::: EXERCISE DATA :::

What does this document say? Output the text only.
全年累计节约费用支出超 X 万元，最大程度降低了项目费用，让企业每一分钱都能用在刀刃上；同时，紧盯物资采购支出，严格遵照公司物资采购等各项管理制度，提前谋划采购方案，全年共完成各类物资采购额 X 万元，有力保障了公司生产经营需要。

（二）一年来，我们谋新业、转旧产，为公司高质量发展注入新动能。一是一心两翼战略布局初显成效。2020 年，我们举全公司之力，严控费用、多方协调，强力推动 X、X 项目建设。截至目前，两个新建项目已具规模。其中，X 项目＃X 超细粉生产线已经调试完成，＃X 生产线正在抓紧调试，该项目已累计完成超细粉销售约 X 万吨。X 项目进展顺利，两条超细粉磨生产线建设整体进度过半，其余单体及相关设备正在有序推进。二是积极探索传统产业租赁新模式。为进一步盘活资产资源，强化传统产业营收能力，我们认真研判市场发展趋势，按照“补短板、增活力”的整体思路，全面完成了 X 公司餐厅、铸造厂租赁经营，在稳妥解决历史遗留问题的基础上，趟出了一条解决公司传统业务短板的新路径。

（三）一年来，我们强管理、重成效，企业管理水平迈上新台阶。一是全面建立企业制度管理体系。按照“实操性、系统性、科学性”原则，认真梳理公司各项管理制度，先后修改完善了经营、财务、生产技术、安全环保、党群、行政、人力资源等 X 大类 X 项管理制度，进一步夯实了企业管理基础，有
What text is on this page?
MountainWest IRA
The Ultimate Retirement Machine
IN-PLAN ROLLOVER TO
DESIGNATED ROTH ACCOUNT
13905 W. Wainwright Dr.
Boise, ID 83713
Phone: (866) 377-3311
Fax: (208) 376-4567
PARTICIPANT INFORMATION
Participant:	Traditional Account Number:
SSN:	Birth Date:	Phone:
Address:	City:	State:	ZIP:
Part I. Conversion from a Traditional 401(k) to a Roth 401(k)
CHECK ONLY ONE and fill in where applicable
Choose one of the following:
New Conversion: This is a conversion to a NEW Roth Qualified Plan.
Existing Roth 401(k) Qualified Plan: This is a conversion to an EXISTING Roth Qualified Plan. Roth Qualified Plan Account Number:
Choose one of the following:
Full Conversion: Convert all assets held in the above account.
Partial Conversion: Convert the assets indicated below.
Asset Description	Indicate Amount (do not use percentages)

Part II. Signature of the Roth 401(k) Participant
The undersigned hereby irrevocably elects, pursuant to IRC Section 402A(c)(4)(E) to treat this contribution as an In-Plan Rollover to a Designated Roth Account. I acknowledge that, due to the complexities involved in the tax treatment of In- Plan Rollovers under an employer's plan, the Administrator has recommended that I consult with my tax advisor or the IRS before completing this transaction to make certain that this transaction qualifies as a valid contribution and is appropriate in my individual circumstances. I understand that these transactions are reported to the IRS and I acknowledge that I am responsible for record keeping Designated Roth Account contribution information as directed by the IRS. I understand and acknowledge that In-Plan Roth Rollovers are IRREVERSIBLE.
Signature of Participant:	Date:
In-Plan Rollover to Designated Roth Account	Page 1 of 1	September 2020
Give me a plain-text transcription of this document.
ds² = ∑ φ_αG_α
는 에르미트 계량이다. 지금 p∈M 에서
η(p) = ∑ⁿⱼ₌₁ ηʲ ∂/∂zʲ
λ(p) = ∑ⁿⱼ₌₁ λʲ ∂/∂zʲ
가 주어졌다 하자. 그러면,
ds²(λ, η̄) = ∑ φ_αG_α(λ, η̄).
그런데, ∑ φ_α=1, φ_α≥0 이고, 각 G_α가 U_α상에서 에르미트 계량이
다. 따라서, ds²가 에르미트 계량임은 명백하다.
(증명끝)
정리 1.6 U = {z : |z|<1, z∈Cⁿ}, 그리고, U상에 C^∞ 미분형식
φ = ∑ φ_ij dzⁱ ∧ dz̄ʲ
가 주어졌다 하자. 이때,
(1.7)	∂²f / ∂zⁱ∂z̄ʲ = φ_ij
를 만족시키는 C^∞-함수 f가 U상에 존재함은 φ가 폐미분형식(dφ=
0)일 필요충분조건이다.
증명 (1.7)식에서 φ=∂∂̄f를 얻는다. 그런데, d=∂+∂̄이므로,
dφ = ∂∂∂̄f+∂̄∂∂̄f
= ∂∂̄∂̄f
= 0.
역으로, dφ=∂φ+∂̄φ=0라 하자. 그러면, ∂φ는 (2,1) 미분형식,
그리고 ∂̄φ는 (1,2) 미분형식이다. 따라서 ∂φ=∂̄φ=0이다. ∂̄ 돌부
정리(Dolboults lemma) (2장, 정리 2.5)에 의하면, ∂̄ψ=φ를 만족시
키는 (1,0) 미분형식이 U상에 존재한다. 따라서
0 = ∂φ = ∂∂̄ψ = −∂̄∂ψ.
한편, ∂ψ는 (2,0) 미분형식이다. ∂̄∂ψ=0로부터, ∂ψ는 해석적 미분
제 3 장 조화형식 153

:::

**WRITTEN TASK**. Read through the entries and copy every line that includes "Traditional".

**SOLUTION TO THE EXERCISE**.
Participant:	Traditional Account Number:
Part I. Conversion from a Traditional 401(k) to a Roth 401(k)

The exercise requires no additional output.